→ The exercise
Images appear in the records below; leave them out and repeat everything else exactly.

Data records
* Begin *

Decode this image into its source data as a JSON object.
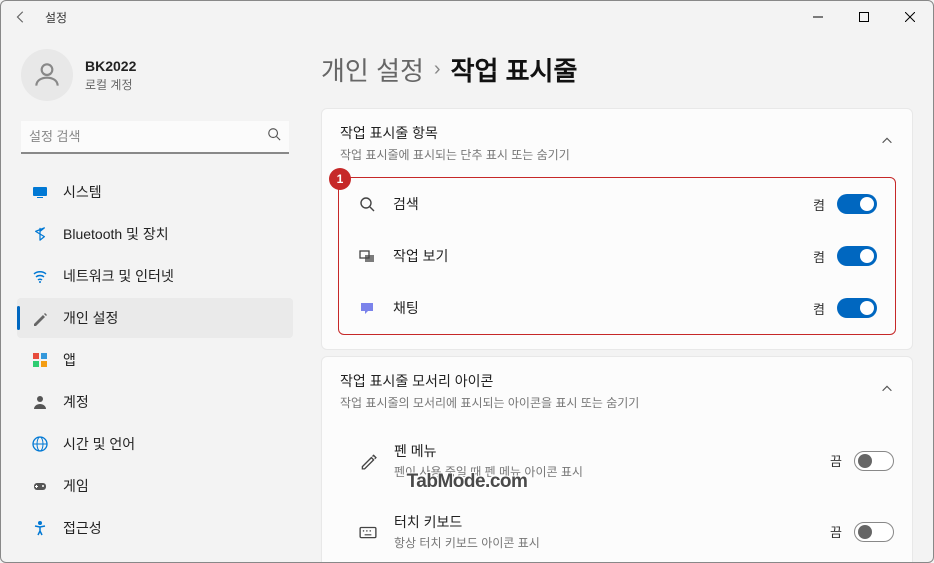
{
  "titlebar": {
    "app_title": "설정"
  },
  "profile": {
    "name": "BK2022",
    "sub": "로컬 계정"
  },
  "search": {
    "placeholder": "설정 검색"
  },
  "nav": {
    "items": [
      {
        "label": "시스템",
        "icon_color": "#0078d4"
      },
      {
        "label": "Bluetooth 및 장치",
        "icon_color": "#0078d4"
      },
      {
        "label": "네트워크 및 인터넷",
        "icon_color": "#0078d4"
      },
      {
        "label": "개인 설정",
        "icon_color": "#777"
      },
      {
        "label": "앱",
        "icon_color": "#e67e22"
      },
      {
        "label": "계정",
        "icon_color": "#555"
      },
      {
        "label": "시간 및 언어",
        "icon_color": "#0078d4"
      },
      {
        "label": "게임",
        "icon_color": "#555"
      },
      {
        "label": "접근성",
        "icon_color": "#0078d4"
      }
    ]
  },
  "breadcrumb": {
    "parent": "개인 설정",
    "current": "작업 표시줄"
  },
  "section1": {
    "title": "작업 표시줄 항목",
    "sub": "작업 표시줄에 표시되는 단추 표시 또는 숨기기",
    "badge": "1",
    "rows": [
      {
        "label": "검색",
        "state_text": "켬",
        "on": true
      },
      {
        "label": "작업 보기",
        "state_text": "켬",
        "on": true
      },
      {
        "label": "채팅",
        "state_text": "켬",
        "on": true
      }
    ]
  },
  "section2": {
    "title": "작업 표시줄 모서리 아이콘",
    "sub": "작업 표시줄의 모서리에 표시되는 아이콘을 표시 또는 숨기기",
    "rows": [
      {
        "label": "펜 메뉴",
        "desc": "펜이 사용 중일 때 펜 메뉴 아이콘 표시",
        "state_text": "끔",
        "on": false
      },
      {
        "label": "터치 키보드",
        "desc": "항상 터치 키보드 아이콘 표시",
        "state_text": "끔",
        "on": false
      }
    ]
  },
  "watermark": "TabMode.com"
}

* End *

→ Response
Decode this image into its source data as a JSON object.
{
  "titlebar": {
    "app_title": "설정"
  },
  "profile": {
    "name": "BK2022",
    "sub": "로컬 계정"
  },
  "search": {
    "placeholder": "설정 검색"
  },
  "nav": {
    "items": [
      {
        "label": "시스템",
        "icon_color": "#0078d4"
      },
      {
        "label": "Bluetooth 및 장치",
        "icon_color": "#0078d4"
      },
      {
        "label": "네트워크 및 인터넷",
        "icon_color": "#0078d4"
      },
      {
        "label": "개인 설정",
        "icon_color": "#777"
      },
      {
        "label": "앱",
        "icon_color": "#e67e22"
      },
      {
        "label": "계정",
        "icon_color": "#555"
      },
      {
        "label": "시간 및 언어",
        "icon_color": "#0078d4"
      },
      {
        "label": "게임",
        "icon_color": "#555"
      },
      {
        "label": "접근성",
        "icon_color": "#0078d4"
      }
    ]
  },
  "breadcrumb": {
    "parent": "개인 설정",
    "current": "작업 표시줄"
  },
  "section1": {
    "title": "작업 표시줄 항목",
    "sub": "작업 표시줄에 표시되는 단추 표시 또는 숨기기",
    "badge": "1",
    "rows": [
      {
        "label": "검색",
        "state_text": "켬",
        "on": true
      },
      {
        "label": "작업 보기",
        "state_text": "켬",
        "on": true
      },
      {
        "label": "채팅",
        "state_text": "켬",
        "on": true
      }
    ]
  },
  "section2": {
    "title": "작업 표시줄 모서리 아이콘",
    "sub": "작업 표시줄의 모서리에 표시되는 아이콘을 표시 또는 숨기기",
    "rows": [
      {
        "label": "펜 메뉴",
        "desc": "펜이 사용 중일 때 펜 메뉴 아이콘 표시",
        "state_text": "끔",
        "on": false
      },
      {
        "label": "터치 키보드",
        "desc": "항상 터치 키보드 아이콘 표시",
        "state_text": "끔",
        "on": false
      }
    ]
  },
  "watermark": "TabMode.com"
}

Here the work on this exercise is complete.